Transcribe the records word for word, from their first line through the line containing "time-slot-card[interactable]: 09:30 [33,461,705,555]", with both of those lines included.

[Element box annotations]
>> start

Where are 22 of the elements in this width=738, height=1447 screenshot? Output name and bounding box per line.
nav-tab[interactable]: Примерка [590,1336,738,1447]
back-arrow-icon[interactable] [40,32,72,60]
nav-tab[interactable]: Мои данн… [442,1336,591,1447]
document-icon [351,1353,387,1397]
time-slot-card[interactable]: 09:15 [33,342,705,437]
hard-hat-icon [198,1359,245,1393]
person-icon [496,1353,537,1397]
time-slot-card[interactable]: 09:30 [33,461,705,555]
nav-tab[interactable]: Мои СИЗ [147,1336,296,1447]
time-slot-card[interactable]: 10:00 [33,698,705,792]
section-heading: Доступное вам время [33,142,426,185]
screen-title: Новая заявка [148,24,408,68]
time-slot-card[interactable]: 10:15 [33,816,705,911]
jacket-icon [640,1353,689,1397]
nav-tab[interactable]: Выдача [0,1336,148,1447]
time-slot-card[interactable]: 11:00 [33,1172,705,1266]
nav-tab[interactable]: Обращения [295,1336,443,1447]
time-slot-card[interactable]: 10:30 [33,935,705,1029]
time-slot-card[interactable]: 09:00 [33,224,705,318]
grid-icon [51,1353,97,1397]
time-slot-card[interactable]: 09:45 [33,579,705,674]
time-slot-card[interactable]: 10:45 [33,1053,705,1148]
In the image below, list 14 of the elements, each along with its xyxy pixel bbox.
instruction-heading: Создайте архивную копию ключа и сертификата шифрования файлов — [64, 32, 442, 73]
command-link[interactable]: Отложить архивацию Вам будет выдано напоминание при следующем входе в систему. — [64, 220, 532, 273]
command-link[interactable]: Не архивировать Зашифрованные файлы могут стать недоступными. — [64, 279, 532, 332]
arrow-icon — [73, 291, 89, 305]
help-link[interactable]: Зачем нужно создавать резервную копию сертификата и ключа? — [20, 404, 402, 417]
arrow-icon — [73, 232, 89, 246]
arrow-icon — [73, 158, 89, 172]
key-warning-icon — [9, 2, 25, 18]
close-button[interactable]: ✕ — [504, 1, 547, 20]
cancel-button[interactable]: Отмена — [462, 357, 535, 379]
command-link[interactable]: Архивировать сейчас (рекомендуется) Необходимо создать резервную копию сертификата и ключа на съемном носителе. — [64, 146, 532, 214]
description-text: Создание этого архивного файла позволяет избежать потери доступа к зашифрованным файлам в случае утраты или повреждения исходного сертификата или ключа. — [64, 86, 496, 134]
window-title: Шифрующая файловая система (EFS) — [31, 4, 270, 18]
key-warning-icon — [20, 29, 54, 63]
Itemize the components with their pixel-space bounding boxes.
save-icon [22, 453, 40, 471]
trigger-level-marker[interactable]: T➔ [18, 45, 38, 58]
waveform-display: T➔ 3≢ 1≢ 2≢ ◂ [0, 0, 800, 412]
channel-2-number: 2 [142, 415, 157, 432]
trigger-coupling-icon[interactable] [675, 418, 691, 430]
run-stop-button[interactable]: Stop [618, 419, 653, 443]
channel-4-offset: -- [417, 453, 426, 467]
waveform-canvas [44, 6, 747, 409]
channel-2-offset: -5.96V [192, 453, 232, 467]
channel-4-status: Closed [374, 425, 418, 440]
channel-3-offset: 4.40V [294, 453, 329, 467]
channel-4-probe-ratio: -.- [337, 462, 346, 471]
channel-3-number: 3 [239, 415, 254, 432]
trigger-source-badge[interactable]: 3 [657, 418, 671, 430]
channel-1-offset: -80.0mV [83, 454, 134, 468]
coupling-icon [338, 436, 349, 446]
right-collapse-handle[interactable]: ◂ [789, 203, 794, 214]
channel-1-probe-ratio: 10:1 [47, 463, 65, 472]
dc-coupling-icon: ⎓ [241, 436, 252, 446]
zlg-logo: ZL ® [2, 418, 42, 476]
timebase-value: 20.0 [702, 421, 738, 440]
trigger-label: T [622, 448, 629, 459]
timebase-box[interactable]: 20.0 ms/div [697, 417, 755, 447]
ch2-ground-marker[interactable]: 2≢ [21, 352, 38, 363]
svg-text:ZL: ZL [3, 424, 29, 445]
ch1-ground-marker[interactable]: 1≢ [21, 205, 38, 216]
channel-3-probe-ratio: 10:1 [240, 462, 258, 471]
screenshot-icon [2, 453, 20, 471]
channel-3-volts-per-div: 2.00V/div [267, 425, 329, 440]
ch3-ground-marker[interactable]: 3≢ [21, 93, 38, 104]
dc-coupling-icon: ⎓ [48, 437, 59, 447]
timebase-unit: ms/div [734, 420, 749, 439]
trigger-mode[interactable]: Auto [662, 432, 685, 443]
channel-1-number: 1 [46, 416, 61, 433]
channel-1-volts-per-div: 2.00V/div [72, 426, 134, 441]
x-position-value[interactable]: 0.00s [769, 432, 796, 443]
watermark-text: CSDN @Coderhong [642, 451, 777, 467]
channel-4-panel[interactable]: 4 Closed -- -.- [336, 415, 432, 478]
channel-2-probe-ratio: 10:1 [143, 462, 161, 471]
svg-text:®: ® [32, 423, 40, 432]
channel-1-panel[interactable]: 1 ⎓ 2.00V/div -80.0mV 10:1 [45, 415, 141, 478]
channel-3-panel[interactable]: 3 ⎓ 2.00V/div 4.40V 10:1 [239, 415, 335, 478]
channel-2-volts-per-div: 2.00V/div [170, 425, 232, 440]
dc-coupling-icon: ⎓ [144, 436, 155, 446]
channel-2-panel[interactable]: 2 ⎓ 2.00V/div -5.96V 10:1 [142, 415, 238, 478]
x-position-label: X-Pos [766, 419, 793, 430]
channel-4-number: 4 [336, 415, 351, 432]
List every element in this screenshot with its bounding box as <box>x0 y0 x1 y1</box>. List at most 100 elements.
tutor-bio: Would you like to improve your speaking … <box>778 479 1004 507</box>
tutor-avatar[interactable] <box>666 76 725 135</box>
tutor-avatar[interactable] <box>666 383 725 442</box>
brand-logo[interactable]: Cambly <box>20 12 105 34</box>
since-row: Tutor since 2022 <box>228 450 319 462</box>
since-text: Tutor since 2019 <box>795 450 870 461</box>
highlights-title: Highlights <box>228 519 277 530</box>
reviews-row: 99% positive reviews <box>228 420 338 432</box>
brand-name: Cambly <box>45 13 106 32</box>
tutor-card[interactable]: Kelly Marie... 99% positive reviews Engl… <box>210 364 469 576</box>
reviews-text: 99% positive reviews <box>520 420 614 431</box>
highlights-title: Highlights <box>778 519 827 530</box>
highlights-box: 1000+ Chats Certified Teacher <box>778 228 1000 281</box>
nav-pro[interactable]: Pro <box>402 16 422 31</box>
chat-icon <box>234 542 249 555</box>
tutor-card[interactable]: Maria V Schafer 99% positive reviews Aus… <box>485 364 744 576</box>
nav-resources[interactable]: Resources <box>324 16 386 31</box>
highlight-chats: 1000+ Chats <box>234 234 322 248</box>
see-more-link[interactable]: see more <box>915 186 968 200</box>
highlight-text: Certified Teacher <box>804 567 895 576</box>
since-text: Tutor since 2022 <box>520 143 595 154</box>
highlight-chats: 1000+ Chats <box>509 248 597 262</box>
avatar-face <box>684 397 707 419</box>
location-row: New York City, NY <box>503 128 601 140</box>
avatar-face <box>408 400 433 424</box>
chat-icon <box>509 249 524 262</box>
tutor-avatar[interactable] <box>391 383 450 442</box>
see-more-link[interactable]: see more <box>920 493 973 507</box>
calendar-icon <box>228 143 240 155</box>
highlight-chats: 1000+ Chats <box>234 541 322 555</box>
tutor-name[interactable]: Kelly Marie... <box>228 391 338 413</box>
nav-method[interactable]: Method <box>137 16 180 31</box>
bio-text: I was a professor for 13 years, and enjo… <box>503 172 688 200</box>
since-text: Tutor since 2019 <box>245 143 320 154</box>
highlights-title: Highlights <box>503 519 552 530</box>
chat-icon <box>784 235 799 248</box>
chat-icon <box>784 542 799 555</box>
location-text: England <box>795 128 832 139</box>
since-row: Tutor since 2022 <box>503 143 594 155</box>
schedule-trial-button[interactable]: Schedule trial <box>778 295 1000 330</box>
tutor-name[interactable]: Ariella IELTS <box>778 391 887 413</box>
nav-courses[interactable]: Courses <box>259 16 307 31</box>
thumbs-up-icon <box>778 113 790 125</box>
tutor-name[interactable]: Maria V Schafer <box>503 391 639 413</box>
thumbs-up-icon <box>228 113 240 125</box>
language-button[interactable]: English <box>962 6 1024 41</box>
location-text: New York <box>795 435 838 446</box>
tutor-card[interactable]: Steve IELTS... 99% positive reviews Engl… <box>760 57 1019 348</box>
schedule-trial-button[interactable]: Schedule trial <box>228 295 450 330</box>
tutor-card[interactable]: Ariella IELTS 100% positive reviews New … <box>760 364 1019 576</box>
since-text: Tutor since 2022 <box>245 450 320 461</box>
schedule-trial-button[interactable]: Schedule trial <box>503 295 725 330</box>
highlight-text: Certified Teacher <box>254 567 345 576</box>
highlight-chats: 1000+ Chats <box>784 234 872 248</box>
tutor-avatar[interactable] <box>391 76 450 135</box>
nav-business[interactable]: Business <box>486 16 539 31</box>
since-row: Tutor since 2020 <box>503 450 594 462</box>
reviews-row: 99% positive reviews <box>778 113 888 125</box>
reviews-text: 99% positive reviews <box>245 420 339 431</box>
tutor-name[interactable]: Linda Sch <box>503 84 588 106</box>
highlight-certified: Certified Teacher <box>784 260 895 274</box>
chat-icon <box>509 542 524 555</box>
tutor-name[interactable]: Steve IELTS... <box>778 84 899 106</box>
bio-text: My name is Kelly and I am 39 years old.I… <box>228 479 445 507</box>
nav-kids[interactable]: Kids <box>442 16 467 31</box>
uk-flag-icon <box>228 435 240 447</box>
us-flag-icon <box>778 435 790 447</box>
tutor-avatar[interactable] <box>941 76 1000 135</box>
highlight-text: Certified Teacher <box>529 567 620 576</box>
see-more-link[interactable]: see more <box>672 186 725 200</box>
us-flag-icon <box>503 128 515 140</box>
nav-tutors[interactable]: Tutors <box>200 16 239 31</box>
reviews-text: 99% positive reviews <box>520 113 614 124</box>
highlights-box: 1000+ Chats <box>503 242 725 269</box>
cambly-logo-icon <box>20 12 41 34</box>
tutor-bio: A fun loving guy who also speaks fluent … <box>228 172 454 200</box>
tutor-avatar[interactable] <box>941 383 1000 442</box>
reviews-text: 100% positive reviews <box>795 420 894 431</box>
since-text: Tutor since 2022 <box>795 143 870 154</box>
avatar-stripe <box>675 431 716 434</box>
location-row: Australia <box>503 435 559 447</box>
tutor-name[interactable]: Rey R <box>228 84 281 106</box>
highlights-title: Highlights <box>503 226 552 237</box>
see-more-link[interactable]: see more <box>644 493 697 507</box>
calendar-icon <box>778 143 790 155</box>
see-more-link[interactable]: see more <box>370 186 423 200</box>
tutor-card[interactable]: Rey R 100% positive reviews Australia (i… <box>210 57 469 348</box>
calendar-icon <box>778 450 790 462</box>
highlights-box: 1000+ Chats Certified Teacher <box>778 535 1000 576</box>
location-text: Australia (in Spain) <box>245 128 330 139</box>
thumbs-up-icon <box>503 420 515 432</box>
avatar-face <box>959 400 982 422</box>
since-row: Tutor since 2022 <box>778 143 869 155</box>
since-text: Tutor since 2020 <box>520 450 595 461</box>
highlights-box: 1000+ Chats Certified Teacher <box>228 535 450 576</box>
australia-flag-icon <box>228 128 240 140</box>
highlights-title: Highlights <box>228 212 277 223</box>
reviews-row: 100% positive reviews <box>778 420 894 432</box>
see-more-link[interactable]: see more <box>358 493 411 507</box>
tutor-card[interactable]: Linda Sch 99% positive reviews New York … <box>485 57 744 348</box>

>> end

### RESPONSE TO THE TASK
Where are 22 of the elements in this width=738, height=1447 screenshot? Output name and bounding box per line.
nav-tab[interactable]: Примерка [590,1336,738,1447]
back-arrow-icon[interactable] [40,32,72,60]
nav-tab[interactable]: Мои данн… [442,1336,591,1447]
document-icon [351,1353,387,1397]
time-slot-card[interactable]: 09:15 [33,342,705,437]
hard-hat-icon [198,1359,245,1393]
person-icon [496,1353,537,1397]
time-slot-card[interactable]: 09:30 [33,461,705,555]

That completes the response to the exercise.